• **Task directions**:
Skip the images and return the records below exactly.

----- Information given

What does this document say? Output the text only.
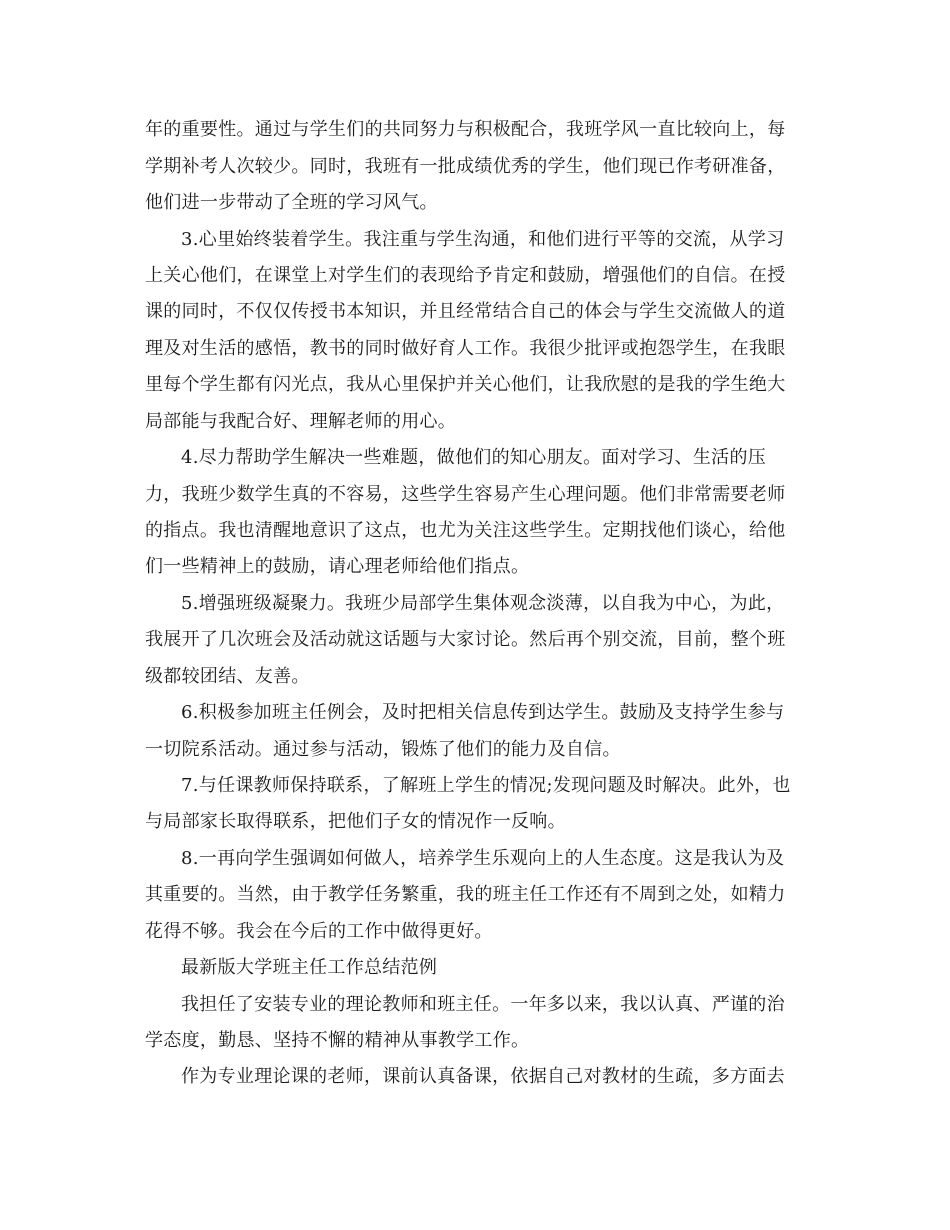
年的重要性。通过与学生们的共同努力与积极配合，我班学风一直比较向上，每
学期补考人次较少。同时，我班有一批成绩优秀的学生，他们现已作考研准备，
他们进一步带动了全班的学习风气。
3.心里始终装着学生。我注重与学生沟通，和他们进行平等的交流，从学习
上关心他们，在课堂上对学生们的表现给予肯定和鼓励，增强他们的自信。在授
课的同时，不仅仅传授书本知识，并且经常结合自己的体会与学生交流做人的道
理及对生活的感悟，教书的同时做好育人工作。我很少批评或抱怨学生，在我眼
里每个学生都有闪光点，我从心里保护并关心他们，让我欣慰的是我的学生绝大
局部能与我配合好、理解老师的用心。
4.尽力帮助学生解决一些难题，做他们的知心朋友。面对学习、生活的压
力，我班少数学生真的不容易，这些学生容易产生心理问题。他们非常需要老师
的指点。我也清醒地意识了这点，也尤为关注这些学生。定期找他们谈心，给他
们一些精神上的鼓励，请心理老师给他们指点。
5.增强班级凝聚力。我班少局部学生集体观念淡薄，以自我为中心，为此，
我展开了几次班会及活动就这话题与大家讨论。然后再个别交流，目前，整个班
级都较团结、友善。
6.积极参加班主任例会，及时把相关信息传到达学生。鼓励及支持学生参与
一切院系活动。通过参与活动，锻炼了他们的能力及自信。
7.与任课教师保持联系，了解班上学生的情况;发现问题及时解决。此外，也
与局部家长取得联系，把他们子女的情况作一反响。
8.一再向学生强调如何做人，培养学生乐观向上的人生态度。这是我认为及
其重要的。当然，由于教学任务繁重，我的班主任工作还有不周到之处，如精力
花得不够。我会在今后的工作中做得更好。
最新版大学班主任工作总结范例
我担任了安装专业的理论教师和班主任。一年多以来，我以认真、严谨的治
学态度，勤恳、坚持不懈的精神从事教学工作。
作为专业理论课的老师，课前认真备课，依据自己对教材的生疏，多方面去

----------

• **The output**:
What does this document say? Output the text only.
年的重要性。通过与学生们的共同努力与积极配合，我班学风一直比较向上，每
学期补考人次较少。同时，我班有一批成绩优秀的学生，他们现已作考研准备，
他们进一步带动了全班的学习风气。
3.心里始终装着学生。我注重与学生沟通，和他们进行平等的交流，从学习
上关心他们，在课堂上对学生们的表现给予肯定和鼓励，增强他们的自信。在授
课的同时，不仅仅传授书本知识，并且经常结合自己的体会与学生交流做人的道
理及对生活的感悟，教书的同时做好育人工作。我很少批评或抱怨学生，在我眼
里每个学生都有闪光点，我从心里保护并关心他们，让我欣慰的是我的学生绝大
局部能与我配合好、理解老师的用心。
4.尽力帮助学生解决一些难题，做他们的知心朋友。面对学习、生活的压
力，我班少数学生真的不容易，这些学生容易产生心理问题。他们非常需要老师
的指点。我也清醒地意识了这点，也尤为关注这些学生。定期找他们谈心，给他
们一些精神上的鼓励，请心理老师给他们指点。
5.增强班级凝聚力。我班少局部学生集体观念淡薄，以自我为中心，为此，
我展开了几次班会及活动就这话题与大家讨论。然后再个别交流，目前，整个班
级都较团结、友善。
6.积极参加班主任例会，及时把相关信息传到达学生。鼓励及支持学生参与
一切院系活动。通过参与活动，锻炼了他们的能力及自信。
7.与任课教师保持联系，了解班上学生的情况;发现问题及时解决。此外，也
与局部家长取得联系，把他们子女的情况作一反响。
8.一再向学生强调如何做人，培养学生乐观向上的人生态度。这是我认为及
其重要的。当然，由于教学任务繁重，我的班主任工作还有不周到之处，如精力
花得不够。我会在今后的工作中做得更好。
最新版大学班主任工作总结范例
我担任了安装专业的理论教师和班主任。一年多以来，我以认真、严谨的治
学态度，勤恳、坚持不懈的精神从事教学工作。
作为专业理论课的老师，课前认真备课，依据自己对教材的生疏，多方面去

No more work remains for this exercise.